Exercise description ▸ Scan the data that follows and count the lines with the string "ratio"; answer with the count alone.

____ Input records

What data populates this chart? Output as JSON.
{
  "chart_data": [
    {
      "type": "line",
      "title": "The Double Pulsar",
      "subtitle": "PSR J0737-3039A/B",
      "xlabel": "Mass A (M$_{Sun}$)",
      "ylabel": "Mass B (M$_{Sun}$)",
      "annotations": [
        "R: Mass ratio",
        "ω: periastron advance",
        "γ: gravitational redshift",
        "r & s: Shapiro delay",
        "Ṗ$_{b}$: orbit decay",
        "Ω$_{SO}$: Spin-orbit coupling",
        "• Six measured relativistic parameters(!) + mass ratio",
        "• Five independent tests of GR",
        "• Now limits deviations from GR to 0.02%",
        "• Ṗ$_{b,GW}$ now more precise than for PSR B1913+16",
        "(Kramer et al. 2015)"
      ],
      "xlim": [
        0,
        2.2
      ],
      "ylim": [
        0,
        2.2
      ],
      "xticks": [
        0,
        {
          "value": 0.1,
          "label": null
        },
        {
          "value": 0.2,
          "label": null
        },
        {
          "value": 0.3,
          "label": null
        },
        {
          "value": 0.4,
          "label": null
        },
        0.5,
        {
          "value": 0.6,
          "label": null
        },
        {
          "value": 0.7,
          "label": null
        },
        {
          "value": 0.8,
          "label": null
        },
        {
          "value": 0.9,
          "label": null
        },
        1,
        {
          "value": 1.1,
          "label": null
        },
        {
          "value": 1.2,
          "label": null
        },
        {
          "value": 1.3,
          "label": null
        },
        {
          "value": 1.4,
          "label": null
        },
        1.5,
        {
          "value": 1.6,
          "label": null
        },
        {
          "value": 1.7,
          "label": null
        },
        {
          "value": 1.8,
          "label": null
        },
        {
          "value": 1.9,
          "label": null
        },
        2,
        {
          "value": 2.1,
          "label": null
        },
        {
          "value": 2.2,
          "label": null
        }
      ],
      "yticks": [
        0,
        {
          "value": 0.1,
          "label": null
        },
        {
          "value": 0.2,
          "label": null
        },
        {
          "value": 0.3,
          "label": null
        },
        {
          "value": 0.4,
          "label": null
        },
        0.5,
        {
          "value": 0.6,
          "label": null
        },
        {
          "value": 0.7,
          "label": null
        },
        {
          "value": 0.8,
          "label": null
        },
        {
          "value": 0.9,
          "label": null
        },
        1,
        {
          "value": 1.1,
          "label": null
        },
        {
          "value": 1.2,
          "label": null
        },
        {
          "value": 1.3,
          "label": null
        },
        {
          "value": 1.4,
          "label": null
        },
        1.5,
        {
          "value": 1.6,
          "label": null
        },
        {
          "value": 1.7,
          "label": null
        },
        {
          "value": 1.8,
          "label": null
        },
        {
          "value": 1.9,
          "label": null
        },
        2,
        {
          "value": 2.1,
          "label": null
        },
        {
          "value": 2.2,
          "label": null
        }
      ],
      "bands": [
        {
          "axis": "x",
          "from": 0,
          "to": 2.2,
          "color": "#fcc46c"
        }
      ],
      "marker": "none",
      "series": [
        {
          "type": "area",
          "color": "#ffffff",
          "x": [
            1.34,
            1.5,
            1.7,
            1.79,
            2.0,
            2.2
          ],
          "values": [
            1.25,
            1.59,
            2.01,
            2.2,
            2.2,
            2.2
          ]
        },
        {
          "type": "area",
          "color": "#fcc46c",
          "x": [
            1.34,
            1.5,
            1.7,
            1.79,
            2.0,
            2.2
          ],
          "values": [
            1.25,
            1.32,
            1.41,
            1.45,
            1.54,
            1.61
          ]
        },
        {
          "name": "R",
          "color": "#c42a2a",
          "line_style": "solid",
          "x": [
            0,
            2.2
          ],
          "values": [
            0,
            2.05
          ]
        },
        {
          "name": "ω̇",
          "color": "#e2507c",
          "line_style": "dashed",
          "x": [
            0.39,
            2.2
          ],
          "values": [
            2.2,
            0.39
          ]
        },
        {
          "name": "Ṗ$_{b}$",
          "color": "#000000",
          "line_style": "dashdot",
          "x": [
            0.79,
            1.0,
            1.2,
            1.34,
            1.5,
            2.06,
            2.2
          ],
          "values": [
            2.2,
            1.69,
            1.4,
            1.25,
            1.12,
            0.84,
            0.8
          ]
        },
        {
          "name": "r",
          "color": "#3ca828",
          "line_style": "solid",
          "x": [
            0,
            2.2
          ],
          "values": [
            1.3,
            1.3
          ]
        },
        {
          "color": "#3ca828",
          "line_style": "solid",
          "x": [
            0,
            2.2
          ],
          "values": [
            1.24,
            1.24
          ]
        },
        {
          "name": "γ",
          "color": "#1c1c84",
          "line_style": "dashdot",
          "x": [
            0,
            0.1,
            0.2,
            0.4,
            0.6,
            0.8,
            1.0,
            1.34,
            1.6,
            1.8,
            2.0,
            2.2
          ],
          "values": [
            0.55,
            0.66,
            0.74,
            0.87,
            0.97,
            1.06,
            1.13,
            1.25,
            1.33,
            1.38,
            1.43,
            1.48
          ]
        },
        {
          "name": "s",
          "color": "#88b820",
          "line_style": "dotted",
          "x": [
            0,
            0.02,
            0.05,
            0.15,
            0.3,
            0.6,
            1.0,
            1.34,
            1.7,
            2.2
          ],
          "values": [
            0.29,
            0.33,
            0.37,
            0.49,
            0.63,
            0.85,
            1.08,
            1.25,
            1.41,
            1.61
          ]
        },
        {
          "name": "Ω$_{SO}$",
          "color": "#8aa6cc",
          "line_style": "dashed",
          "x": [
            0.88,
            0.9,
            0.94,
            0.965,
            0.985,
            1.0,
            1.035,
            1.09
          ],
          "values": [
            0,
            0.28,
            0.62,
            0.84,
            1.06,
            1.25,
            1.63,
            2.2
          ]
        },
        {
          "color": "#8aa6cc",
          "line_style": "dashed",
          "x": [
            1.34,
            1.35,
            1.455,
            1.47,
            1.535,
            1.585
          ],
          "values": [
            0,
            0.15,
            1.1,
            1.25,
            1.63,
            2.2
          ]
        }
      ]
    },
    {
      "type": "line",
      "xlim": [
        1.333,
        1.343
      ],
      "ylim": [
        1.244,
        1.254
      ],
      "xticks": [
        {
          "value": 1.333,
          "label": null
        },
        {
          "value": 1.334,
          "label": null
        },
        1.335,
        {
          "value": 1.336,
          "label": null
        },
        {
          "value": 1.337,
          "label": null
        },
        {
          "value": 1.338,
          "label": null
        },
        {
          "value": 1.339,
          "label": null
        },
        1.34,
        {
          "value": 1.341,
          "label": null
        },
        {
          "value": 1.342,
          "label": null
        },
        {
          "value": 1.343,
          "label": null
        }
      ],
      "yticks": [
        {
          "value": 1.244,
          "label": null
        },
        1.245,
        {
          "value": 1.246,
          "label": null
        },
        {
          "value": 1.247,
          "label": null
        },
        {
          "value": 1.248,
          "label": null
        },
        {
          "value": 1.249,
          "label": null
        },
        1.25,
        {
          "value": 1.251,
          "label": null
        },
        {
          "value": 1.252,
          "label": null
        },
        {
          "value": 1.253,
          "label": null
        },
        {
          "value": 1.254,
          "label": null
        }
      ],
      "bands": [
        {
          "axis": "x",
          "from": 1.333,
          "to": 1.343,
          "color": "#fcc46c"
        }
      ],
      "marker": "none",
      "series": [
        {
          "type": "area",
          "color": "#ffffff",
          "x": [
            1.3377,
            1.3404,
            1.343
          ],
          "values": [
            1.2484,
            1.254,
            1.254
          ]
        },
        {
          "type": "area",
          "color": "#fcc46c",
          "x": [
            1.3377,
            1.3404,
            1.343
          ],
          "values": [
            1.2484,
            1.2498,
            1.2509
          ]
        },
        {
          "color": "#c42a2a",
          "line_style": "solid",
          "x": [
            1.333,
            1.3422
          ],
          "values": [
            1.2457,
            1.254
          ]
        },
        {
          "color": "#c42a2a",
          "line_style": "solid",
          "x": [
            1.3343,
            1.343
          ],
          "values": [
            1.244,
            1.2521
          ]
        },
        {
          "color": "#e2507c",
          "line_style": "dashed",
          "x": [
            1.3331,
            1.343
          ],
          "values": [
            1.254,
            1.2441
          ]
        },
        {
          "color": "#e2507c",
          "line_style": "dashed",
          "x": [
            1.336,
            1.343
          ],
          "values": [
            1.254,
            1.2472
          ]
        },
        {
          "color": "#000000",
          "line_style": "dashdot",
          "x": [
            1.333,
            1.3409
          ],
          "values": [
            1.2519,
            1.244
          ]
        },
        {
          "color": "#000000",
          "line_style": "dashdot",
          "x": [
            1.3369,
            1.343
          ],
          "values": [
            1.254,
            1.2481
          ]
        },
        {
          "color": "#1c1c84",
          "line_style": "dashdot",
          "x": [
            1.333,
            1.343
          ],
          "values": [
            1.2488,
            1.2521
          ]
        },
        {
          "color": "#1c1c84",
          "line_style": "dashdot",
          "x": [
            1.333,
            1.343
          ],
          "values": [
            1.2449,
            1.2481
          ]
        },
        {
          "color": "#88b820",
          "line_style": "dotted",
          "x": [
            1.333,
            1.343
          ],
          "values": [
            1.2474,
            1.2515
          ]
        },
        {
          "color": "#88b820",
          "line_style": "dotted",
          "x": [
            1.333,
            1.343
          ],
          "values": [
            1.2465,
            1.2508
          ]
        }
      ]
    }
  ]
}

________

Answer for the task ▸ 2